_Text under study_

>>>

Data were obtained using a postal questionnaire 6 months post stroke. Participants were invited to complete the questionnaire personally or with help from a family member or carer; this was recorded on the questionnaire. The primary outcome measure for this study was the mRS at 6 months [12]. This ordinal scale measures the degree of disability and dependence post stroke. Other measures included the abbreviated 3-item Barthel Index [16], the EuroQol standardized quality of life scale [17], [18], and the Nottingham Extended Activities of Daily Living Scale (NEADL) [19]. The 3-item Barthel Index covers continence, bed to chair transfers, and mobility, with scores ranging from 0 (unable to do these activities) to 8 (able to do all independently). We used the formula ([total 3-item score]×2.39)+0.14 [16] to convert this to the more commonly used 10-item (20-point) Barthel Index [20]. The EuroQol describes quality of life in five dimensions (EQ-5D): mobility, self-care, usual activities, pain/discomfort and anxiety/depression. Each is scored as 1 (no problem), 2 (some problems), or 3 (not able/extreme). For analysis, scores from the five dimensions were combined into a single utility score. This score can be adjusted according to different population based weightings; here we used the weighting scheme derived for the UK [17], giving a possible range of scores from −0.59 to 1.00. The EQ-5D is accompanied by a visual analogue scale (EQ-VAS) on which participants self-rate their heath from 0 (worst imaginable health state) to 100 (best imaginable health state). The NEADL assesses the ability of participants to perform 20 extended activities of daily living, covering mobility, kitchen, domestic, and leisure activities. Each activity allows four responses: able to perform this alone easily (1), alone with difficulty (2), with help (3), and not all (4), giving a summated range of scores from 20 (able to do all activities easily) to 80 (unable to do any of the activities).

<<<

_Exercise directions_
Continue the passage on measuring outcomes six months after stroke, starting right after its last sentence.

Structured page parsing data:
>>>

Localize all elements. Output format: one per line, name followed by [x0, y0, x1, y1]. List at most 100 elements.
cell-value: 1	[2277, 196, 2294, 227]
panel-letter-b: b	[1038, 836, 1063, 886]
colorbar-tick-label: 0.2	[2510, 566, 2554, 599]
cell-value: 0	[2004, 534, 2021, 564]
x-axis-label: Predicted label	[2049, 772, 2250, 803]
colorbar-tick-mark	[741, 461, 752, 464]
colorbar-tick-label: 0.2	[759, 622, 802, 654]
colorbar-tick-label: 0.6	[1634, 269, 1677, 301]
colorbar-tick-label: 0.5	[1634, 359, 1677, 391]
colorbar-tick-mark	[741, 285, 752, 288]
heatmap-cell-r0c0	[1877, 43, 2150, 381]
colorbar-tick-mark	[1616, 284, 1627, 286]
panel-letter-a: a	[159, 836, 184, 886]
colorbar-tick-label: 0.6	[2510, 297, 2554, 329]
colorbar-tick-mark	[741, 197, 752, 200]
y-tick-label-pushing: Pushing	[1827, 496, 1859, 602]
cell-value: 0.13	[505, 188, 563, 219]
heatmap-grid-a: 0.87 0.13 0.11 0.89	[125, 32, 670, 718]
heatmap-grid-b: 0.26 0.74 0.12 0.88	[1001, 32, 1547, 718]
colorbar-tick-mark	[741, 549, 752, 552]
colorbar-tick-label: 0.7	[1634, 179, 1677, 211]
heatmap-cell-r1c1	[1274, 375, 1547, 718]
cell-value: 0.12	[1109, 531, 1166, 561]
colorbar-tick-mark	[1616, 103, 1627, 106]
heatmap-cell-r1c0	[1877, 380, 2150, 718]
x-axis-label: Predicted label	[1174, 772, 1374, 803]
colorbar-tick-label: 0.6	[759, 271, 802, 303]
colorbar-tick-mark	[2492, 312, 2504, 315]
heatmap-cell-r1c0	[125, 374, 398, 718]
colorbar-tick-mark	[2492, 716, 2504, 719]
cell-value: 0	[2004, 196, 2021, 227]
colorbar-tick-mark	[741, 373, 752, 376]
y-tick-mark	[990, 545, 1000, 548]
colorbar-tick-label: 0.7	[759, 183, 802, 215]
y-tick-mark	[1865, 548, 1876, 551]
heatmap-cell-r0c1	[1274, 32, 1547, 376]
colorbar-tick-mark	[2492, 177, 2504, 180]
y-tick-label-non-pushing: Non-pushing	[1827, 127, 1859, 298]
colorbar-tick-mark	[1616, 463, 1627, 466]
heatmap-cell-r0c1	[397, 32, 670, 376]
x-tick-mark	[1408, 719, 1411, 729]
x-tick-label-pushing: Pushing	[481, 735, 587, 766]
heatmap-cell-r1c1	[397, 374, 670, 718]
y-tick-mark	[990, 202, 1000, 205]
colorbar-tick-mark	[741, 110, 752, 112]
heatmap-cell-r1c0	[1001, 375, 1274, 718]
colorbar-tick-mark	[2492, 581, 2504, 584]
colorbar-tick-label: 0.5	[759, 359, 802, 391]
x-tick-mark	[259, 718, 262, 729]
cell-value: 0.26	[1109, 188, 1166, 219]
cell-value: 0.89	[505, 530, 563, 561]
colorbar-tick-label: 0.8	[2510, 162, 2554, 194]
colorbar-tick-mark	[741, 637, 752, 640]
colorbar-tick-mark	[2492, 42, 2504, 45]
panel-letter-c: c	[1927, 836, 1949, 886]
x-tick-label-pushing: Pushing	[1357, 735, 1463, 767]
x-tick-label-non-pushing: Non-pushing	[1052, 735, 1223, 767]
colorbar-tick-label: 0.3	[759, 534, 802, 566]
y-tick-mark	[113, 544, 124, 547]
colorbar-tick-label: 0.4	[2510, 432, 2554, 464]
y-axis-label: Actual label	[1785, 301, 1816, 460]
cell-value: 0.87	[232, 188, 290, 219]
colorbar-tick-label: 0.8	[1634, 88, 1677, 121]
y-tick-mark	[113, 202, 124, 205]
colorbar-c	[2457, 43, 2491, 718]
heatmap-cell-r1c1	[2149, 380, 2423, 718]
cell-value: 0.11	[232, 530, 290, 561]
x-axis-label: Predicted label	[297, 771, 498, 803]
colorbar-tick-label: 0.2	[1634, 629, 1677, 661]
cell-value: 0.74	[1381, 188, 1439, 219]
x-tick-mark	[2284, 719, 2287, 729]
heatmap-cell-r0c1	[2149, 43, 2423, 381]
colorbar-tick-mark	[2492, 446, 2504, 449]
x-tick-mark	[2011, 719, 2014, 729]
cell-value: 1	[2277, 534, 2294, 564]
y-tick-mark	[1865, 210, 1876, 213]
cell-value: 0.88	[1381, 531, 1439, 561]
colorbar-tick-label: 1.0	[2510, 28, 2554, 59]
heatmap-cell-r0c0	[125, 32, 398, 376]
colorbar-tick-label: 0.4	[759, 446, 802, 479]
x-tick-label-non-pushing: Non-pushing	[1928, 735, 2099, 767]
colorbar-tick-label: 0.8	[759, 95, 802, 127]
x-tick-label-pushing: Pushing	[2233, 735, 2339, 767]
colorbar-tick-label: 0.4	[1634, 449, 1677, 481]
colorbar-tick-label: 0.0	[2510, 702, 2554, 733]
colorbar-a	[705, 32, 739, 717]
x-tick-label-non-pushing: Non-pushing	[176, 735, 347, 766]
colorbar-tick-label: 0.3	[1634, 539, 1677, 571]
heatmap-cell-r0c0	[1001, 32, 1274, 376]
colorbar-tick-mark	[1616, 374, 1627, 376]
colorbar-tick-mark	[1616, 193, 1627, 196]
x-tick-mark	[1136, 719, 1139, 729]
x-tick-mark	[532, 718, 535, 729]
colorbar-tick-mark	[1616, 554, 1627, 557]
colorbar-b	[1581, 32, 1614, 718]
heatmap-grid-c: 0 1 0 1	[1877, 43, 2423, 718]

<<<

_Answer space_
Statistical analysis

Data were analysed on an intention-to-treat basis, and for each outcome the covariate-adjusted analysis was designated as the primary analysis; covariates were selected a priori on the basis of their clinical and prognostic importance. Missing values on the outcome measures were imputed through multiple imputation, under a missing-at-random assumption, using six imputed datasets. A sensitivity analysis was also performed using only cases with complete follow-up data [21]. Between-group differences on the primary outcome, the mRS, and the Barthel Index were analysed by proportional odds ordinal logistic regression (with the oxygen group as reference category), adjusting for the following covariates: age, sex, probability of being free from dependency at 6 months, oxygen saturation at randomization, type of stroke, and baseline values of the NIHSS. The Barthel Index and the NEADL were analysed through analysis of covariance, adjusting for the same covariates. Baseline data were not available for any of these outcome measures and no adjustment was therefore possible. For 6-month survival, a log-rank test was performed for an unadjusted analysis. For an adjusted analysis, a Cox proportional-hazards regression model was used, with these covariates: age, sex, probability of 30-day survival, oxygen saturation at randomization, type of stroke, and baseline values of the NIHSS. The proportional hazards assumption was tested via Schoenfeld residuals and found to be tenable (p = 0.72). Data were analysed in SPSS v20 (IBM, Armonk NY, USA) and imputations were performed in SOLAS 2 (Statistical Solutions, Cork, Ireland). Statistical significance was set at p≤.05 (two-tailed) and 95% confidence intervals (CIs) were calculated for all estimates.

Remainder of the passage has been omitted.